• [Dataset rows about figures]
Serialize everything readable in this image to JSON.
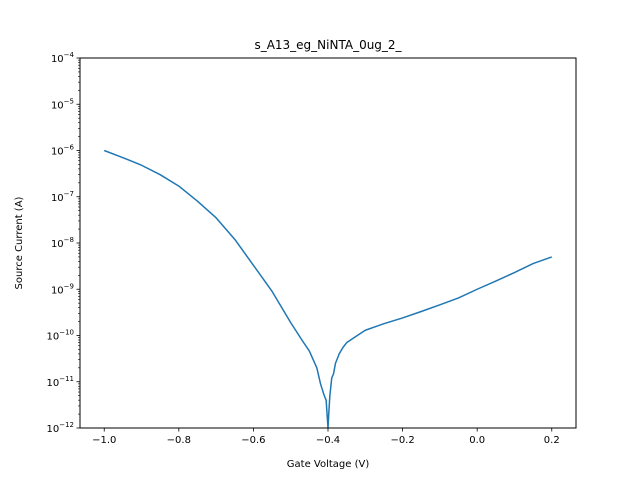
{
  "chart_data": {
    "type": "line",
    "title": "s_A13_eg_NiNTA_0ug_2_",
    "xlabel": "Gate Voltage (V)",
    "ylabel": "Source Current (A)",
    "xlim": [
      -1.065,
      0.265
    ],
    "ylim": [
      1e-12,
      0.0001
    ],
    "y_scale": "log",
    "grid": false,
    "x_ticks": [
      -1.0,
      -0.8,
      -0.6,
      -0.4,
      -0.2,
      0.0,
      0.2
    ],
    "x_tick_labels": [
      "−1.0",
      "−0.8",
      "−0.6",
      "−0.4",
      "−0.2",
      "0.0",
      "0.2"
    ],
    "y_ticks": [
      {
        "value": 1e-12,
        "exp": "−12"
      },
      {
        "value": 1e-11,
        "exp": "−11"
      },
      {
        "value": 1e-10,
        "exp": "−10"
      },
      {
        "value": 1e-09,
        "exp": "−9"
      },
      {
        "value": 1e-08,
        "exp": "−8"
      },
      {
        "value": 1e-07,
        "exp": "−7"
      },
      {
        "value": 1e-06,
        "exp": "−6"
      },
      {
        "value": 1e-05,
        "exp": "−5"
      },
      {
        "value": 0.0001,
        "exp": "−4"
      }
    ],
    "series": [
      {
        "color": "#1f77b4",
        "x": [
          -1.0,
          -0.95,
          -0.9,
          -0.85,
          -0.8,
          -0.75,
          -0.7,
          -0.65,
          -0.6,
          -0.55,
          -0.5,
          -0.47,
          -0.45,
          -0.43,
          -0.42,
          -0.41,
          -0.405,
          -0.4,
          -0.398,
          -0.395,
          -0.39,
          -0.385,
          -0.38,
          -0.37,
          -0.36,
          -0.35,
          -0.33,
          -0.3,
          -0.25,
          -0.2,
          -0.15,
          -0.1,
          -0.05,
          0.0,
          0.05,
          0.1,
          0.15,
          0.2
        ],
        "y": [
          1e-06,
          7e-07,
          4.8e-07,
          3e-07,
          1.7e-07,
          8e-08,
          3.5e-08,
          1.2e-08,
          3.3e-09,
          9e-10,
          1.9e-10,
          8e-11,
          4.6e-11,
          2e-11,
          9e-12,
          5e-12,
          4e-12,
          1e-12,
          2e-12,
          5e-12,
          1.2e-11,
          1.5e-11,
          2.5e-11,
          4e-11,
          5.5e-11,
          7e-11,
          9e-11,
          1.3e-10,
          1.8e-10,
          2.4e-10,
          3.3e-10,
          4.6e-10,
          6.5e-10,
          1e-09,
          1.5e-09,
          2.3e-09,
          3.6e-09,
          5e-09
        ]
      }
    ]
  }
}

• [Exercise aim]
Using the data above, print every line exactly, omitting pictures.

• [Task result]
Serialize everything readable in this image to JSON.
{
  "chart_data": {
    "type": "line",
    "title": "s_A13_eg_NiNTA_0ug_2_",
    "xlabel": "Gate Voltage (V)",
    "ylabel": "Source Current (A)",
    "xlim": [
      -1.065,
      0.265
    ],
    "ylim": [
      1e-12,
      0.0001
    ],
    "y_scale": "log",
    "grid": false,
    "x_ticks": [
      -1.0,
      -0.8,
      -0.6,
      -0.4,
      -0.2,
      0.0,
      0.2
    ],
    "x_tick_labels": [
      "−1.0",
      "−0.8",
      "−0.6",
      "−0.4",
      "−0.2",
      "0.0",
      "0.2"
    ],
    "y_ticks": [
      {
        "value": 1e-12,
        "exp": "−12"
      },
      {
        "value": 1e-11,
        "exp": "−11"
      },
      {
        "value": 1e-10,
        "exp": "−10"
      },
      {
        "value": 1e-09,
        "exp": "−9"
      },
      {
        "value": 1e-08,
        "exp": "−8"
      },
      {
        "value": 1e-07,
        "exp": "−7"
      },
      {
        "value": 1e-06,
        "exp": "−6"
      },
      {
        "value": 1e-05,
        "exp": "−5"
      },
      {
        "value": 0.0001,
        "exp": "−4"
      }
    ],
    "series": [
      {
        "color": "#1f77b4",
        "x": [
          -1.0,
          -0.95,
          -0.9,
          -0.85,
          -0.8,
          -0.75,
          -0.7,
          -0.65,
          -0.6,
          -0.55,
          -0.5,
          -0.47,
          -0.45,
          -0.43,
          -0.42,
          -0.41,
          -0.405,
          -0.4,
          -0.398,
          -0.395,
          -0.39,
          -0.385,
          -0.38,
          -0.37,
          -0.36,
          -0.35,
          -0.33,
          -0.3,
          -0.25,
          -0.2,
          -0.15,
          -0.1,
          -0.05,
          0.0,
          0.05,
          0.1,
          0.15,
          0.2
        ],
        "y": [
          1e-06,
          7e-07,
          4.8e-07,
          3e-07,
          1.7e-07,
          8e-08,
          3.5e-08,
          1.2e-08,
          3.3e-09,
          9e-10,
          1.9e-10,
          8e-11,
          4.6e-11,
          2e-11,
          9e-12,
          5e-12,
          4e-12,
          1e-12,
          2e-12,
          5e-12,
          1.2e-11,
          1.5e-11,
          2.5e-11,
          4e-11,
          5.5e-11,
          7e-11,
          9e-11,
          1.3e-10,
          1.8e-10,
          2.4e-10,
          3.3e-10,
          4.6e-10,
          6.5e-10,
          1e-09,
          1.5e-09,
          2.3e-09,
          3.6e-09,
          5e-09
        ]
      }
    ]
  }
}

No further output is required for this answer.